PROBLEM REQUIREMENTS → Copy every entry exactly.

--- START ---

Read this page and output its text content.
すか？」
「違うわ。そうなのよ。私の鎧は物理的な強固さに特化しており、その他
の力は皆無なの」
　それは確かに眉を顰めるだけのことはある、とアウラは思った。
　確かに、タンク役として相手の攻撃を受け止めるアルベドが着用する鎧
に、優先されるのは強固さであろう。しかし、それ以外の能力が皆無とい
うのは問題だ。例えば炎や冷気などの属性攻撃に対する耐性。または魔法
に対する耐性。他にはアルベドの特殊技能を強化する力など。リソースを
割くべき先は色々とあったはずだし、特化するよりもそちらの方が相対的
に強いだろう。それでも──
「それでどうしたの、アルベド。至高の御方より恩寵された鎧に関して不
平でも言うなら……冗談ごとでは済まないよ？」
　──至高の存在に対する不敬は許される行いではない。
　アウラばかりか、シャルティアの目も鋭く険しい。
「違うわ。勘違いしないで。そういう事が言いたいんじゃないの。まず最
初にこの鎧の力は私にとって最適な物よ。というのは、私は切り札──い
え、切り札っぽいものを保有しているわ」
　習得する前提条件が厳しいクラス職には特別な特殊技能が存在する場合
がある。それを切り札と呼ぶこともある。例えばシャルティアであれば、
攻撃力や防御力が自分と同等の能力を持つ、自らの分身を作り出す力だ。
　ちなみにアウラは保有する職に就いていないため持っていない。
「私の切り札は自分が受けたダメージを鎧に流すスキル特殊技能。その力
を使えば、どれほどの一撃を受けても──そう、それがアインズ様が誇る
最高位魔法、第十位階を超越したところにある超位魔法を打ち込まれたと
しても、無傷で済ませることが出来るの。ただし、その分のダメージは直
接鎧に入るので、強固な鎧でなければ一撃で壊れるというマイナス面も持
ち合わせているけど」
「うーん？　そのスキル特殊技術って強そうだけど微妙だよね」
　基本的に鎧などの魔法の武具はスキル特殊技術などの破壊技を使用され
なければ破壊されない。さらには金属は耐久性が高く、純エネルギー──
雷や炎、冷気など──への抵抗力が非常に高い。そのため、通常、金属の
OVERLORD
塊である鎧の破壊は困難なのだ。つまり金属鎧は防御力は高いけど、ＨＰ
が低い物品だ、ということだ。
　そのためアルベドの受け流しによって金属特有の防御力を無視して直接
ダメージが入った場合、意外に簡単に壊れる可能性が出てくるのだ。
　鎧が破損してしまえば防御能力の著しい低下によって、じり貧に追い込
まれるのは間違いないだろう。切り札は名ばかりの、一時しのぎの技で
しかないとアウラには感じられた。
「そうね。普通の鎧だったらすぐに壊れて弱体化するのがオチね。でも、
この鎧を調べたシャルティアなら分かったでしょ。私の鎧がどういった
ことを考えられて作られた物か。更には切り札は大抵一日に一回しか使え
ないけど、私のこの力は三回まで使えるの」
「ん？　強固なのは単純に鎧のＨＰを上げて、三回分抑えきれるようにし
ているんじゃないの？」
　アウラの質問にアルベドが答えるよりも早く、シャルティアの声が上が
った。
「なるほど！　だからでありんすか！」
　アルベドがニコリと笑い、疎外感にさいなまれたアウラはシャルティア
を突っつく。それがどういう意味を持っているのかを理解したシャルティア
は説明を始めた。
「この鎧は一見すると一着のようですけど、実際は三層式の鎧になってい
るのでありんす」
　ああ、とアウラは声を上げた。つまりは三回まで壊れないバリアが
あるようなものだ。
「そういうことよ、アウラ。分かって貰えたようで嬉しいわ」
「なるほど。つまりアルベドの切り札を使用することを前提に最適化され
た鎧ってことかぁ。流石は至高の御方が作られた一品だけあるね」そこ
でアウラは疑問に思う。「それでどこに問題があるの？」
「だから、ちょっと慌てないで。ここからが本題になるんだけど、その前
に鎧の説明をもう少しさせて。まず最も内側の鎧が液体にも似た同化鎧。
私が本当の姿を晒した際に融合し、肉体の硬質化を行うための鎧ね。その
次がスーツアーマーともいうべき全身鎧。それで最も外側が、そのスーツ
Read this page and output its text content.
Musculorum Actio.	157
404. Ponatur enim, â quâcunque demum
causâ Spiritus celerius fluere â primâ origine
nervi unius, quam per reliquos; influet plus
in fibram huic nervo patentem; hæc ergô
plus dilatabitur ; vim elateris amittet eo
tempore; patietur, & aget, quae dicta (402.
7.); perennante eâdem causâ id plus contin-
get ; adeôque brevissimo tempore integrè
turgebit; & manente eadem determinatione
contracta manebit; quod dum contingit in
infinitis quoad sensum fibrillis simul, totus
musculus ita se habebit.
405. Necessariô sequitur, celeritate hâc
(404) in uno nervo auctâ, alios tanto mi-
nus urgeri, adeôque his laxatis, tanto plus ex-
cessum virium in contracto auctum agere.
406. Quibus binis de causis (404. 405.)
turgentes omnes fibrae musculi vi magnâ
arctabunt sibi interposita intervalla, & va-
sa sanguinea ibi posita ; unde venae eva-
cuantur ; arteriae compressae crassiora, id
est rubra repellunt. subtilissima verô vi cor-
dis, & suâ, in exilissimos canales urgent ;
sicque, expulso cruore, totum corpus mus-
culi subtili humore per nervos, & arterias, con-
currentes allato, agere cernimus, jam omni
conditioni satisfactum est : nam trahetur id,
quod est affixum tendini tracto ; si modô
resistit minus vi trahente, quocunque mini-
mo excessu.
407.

--- END ---

FINAL RESULT →
Read this page and output its text content.
すか？」
「違うわ。そうなのよ。私の鎧は物理的な強固さに特化しており、その他
の力は皆無なの」
　それは確かに眉を顰めるだけのことはある、とアウラは思った。
　確かに、タンク役として相手の攻撃を受け止めるアルベドが着用する鎧
に、優先されるのは強固さであろう。しかし、それ以外の能力が皆無とい
うのは問題だ。例えば炎や冷気などの属性攻撃に対する耐性。または魔法
に対する耐性。他にはアルベドの特殊技能を強化する力など。リソースを
割くべき先は色々とあったはずだし、特化するよりもそちらの方が相対的
に強いだろう。それでも──
「それでどうしたの、アルベド。至高の御方より恩寵された鎧に関して不
平でも言うなら……冗談ごとでは済まないよ？」
　──至高の存在に対する不敬は許される行いではない。
　アウラばかりか、シャルティアの目も鋭く険しい。
「違うわ。勘違いしないで。そういう事が言いたいんじゃないの。まず最
初にこの鎧の力は私にとって最適な物よ。というのは、私は切り札──い
え、切り札っぽいものを保有しているわ」
　習得する前提条件が厳しいクラス職には特別な特殊技能が存在する場合
がある。それを切り札と呼ぶこともある。例えばシャルティアであれば、
攻撃力や防御力が自分と同等の能力を持つ、自らの分身を作り出す力だ。
　ちなみにアウラは保有する職に就いていないため持っていない。
「私の切り札は自分が受けたダメージを鎧に流すスキル特殊技能。その力
を使えば、どれほどの一撃を受けても──そう、それがアインズ様が誇る
最高位魔法、第十位階を超越したところにある超位魔法を打ち込まれたと
しても、無傷で済ませることが出来るの。ただし、その分のダメージは直
接鎧に入るので、強固な鎧でなければ一撃で壊れるというマイナス面も持
ち合わせているけど」
「うーん？　そのスキル特殊技術って強そうだけど微妙だよね」
　基本的に鎧などの魔法の武具はスキル特殊技術などの破壊技を使用され
なければ破壊されない。さらには金属は耐久性が高く、純エネルギー──
雷や炎、冷気など──への抵抗力が非常に高い。そのため、通常、金属の
OVERLORD
塊である鎧の破壊は困難なのだ。つまり金属鎧は防御力は高いけど、ＨＰ
が低い物品だ、ということだ。
　そのためアルベドの受け流しによって金属特有の防御力を無視して直接
ダメージが入った場合、意外に簡単に壊れる可能性が出てくるのだ。
　鎧が破損してしまえば防御能力の著しい低下によって、じり貧に追い込
まれるのは間違いないだろう。切り札は名ばかりの、一時しのぎの技で
しかないとアウラには感じられた。
「そうね。普通の鎧だったらすぐに壊れて弱体化するのがオチね。でも、
この鎧を調べたシャルティアなら分かったでしょ。私の鎧がどういった
ことを考えられて作られた物か。更には切り札は大抵一日に一回しか使え
ないけど、私のこの力は三回まで使えるの」
「ん？　強固なのは単純に鎧のＨＰを上げて、三回分抑えきれるようにし
ているんじゃないの？」
　アウラの質問にアルベドが答えるよりも早く、シャルティアの声が上が
った。
「なるほど！　だからでありんすか！」
　アルベドがニコリと笑い、疎外感にさいなまれたアウラはシャルティア
を突っつく。それがどういう意味を持っているのかを理解したシャルティア
は説明を始めた。
「この鎧は一見すると一着のようですけど、実際は三層式の鎧になってい
るのでありんす」
　ああ、とアウラは声を上げた。つまりは三回まで壊れないバリアが
あるようなものだ。
「そういうことよ、アウラ。分かって貰えたようで嬉しいわ」
「なるほど。つまりアルベドの切り札を使用することを前提に最適化され
た鎧ってことかぁ。流石は至高の御方が作られた一品だけあるね」そこ
でアウラは疑問に思う。「それでどこに問題があるの？」
「だから、ちょっと慌てないで。ここからが本題になるんだけど、その前
に鎧の説明をもう少しさせて。まず最も内側の鎧が液体にも似た同化鎧。
私が本当の姿を晒した際に融合し、肉体の硬質化を行うための鎧ね。その
次がスーツアーマーともいうべき全身鎧。それで最も外側が、そのスーツ
Read this page and output its text content.
Musculorum Actio.	157
404. Ponatur enim, â quâcunque demum
causâ Spiritus celerius fluere â primâ origine
nervi unius, quam per reliquos; influet plus
in fibram huic nervo patentem; hæc ergô
plus dilatabitur ; vim elateris amittet eo
tempore; patietur, & aget, quae dicta (402.
7.); perennante eâdem causâ id plus contin-
get ; adeôque brevissimo tempore integrè
turgebit; & manente eadem determinatione
contracta manebit; quod dum contingit in
infinitis quoad sensum fibrillis simul, totus
musculus ita se habebit.
405. Necessariô sequitur, celeritate hâc
(404) in uno nervo auctâ, alios tanto mi-
nus urgeri, adeôque his laxatis, tanto plus ex-
cessum virium in contracto auctum agere.
406. Quibus binis de causis (404. 405.)
turgentes omnes fibrae musculi vi magnâ
arctabunt sibi interposita intervalla, & va-
sa sanguinea ibi posita ; unde venae eva-
cuantur ; arteriae compressae crassiora, id
est rubra repellunt. subtilissima verô vi cor-
dis, & suâ, in exilissimos canales urgent ;
sicque, expulso cruore, totum corpus mus-
culi subtili humore per nervos, & arterias, con-
currentes allato, agere cernimus, jam omni
conditioni satisfactum est : nam trahetur id,
quod est affixum tendini tracto ; si modô
resistit minus vi trahente, quocunque mini-
mo excessu.
407.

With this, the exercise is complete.